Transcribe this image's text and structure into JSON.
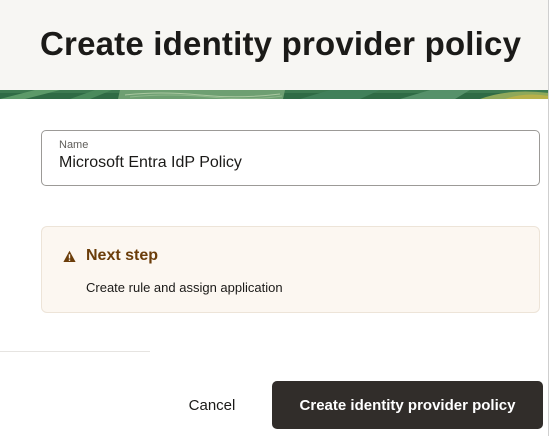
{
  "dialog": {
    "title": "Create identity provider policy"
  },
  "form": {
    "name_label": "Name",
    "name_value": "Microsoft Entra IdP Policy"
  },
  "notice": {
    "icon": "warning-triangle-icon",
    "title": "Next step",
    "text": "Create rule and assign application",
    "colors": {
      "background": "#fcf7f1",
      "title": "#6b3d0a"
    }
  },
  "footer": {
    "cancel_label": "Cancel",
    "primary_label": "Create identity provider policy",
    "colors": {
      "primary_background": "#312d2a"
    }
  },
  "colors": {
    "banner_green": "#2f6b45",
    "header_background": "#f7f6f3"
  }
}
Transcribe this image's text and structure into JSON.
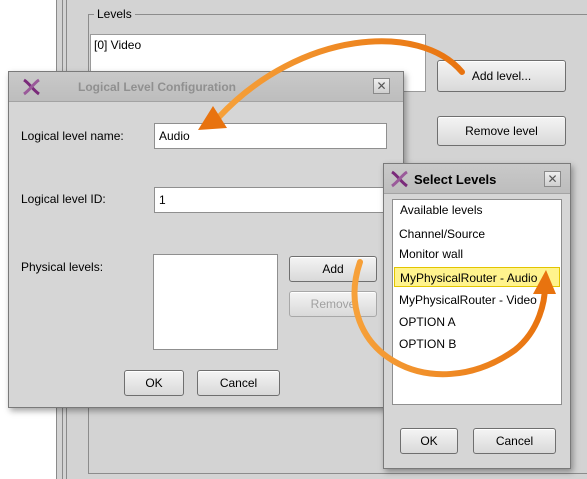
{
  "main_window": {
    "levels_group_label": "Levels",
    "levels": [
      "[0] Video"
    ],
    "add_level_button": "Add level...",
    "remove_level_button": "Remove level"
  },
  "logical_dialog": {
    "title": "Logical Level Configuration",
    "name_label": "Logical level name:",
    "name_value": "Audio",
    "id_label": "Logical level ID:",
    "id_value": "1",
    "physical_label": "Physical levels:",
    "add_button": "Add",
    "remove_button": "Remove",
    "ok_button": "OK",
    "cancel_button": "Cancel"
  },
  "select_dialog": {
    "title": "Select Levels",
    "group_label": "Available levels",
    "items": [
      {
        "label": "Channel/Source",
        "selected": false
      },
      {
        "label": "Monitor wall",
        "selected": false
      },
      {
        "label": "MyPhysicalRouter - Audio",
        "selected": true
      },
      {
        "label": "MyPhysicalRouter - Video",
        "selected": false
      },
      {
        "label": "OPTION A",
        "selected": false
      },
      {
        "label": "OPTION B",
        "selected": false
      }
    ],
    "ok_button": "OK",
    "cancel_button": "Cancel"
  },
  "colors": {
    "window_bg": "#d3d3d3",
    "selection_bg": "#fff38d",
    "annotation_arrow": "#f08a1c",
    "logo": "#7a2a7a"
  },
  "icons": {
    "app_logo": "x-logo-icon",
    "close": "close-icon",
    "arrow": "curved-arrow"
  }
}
-------
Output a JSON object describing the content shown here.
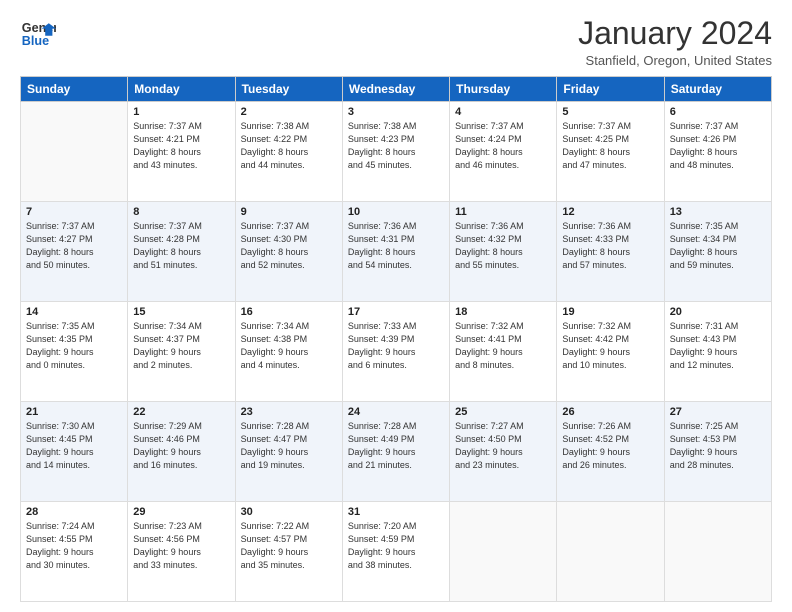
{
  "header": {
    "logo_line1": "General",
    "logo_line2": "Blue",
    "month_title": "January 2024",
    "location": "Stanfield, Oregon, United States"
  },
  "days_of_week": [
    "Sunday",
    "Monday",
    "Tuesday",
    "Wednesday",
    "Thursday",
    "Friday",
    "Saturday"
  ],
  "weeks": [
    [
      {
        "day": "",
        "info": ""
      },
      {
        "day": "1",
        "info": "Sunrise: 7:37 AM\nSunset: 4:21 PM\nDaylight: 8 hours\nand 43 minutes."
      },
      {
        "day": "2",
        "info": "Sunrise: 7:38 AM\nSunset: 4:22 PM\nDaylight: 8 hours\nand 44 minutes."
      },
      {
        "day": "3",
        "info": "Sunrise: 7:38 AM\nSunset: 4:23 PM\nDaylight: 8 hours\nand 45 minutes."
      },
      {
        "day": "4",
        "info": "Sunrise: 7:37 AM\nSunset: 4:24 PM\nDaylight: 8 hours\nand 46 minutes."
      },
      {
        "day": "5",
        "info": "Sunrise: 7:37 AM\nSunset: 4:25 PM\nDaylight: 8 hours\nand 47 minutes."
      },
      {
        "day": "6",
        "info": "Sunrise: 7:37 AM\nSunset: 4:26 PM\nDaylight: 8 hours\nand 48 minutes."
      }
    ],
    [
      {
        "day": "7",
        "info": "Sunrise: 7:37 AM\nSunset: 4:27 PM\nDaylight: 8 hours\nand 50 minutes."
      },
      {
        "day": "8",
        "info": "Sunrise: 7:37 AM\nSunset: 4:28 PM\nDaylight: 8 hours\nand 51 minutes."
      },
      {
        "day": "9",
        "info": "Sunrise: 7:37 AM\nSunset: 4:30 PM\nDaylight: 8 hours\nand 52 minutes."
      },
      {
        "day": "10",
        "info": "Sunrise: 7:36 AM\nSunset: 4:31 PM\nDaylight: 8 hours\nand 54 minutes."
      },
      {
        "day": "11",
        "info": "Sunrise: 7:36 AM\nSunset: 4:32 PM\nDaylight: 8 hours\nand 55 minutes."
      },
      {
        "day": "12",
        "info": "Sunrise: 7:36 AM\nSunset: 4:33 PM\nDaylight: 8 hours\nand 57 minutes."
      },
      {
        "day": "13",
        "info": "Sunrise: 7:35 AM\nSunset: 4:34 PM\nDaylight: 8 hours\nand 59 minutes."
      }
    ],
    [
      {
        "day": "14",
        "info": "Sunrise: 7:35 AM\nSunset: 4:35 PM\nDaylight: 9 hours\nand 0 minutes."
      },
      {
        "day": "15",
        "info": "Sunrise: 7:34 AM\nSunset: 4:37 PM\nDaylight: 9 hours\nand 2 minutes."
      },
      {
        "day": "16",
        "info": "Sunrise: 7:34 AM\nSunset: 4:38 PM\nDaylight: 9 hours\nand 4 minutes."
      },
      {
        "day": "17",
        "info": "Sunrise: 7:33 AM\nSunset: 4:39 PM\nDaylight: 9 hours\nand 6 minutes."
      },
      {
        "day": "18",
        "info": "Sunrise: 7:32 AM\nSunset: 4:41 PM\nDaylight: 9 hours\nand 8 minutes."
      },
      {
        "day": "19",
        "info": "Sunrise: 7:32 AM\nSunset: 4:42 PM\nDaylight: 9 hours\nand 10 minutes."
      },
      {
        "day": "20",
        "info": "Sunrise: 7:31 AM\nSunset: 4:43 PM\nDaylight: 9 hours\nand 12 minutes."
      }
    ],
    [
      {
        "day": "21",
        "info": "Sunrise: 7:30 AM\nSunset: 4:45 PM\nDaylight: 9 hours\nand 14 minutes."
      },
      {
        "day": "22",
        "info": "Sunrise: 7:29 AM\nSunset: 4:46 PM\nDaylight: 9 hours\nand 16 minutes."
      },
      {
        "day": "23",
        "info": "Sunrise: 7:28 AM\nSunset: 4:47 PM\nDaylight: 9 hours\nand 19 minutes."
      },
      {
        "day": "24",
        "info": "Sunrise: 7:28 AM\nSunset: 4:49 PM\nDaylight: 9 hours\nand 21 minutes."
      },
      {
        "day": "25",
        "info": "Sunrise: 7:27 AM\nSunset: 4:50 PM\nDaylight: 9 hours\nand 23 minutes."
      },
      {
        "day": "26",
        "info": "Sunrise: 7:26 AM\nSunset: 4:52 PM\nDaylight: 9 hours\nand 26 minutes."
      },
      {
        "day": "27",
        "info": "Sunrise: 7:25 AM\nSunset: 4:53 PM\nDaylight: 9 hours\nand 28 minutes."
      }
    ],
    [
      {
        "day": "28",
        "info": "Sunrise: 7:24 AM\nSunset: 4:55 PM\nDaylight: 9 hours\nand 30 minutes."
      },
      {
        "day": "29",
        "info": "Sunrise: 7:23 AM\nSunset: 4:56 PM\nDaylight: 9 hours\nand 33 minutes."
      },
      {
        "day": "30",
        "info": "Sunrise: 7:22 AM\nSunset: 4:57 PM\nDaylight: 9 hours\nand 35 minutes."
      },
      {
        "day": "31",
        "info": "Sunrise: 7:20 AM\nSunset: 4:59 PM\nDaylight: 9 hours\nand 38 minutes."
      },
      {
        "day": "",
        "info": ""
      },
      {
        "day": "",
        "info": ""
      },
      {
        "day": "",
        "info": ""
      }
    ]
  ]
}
-------
Each line that holds the word "Create" should be extracted from the records.

    "title": "Create identity provider policy"
    "text": "Create rule and assign application",
    "primary_label": "Create identity provider policy",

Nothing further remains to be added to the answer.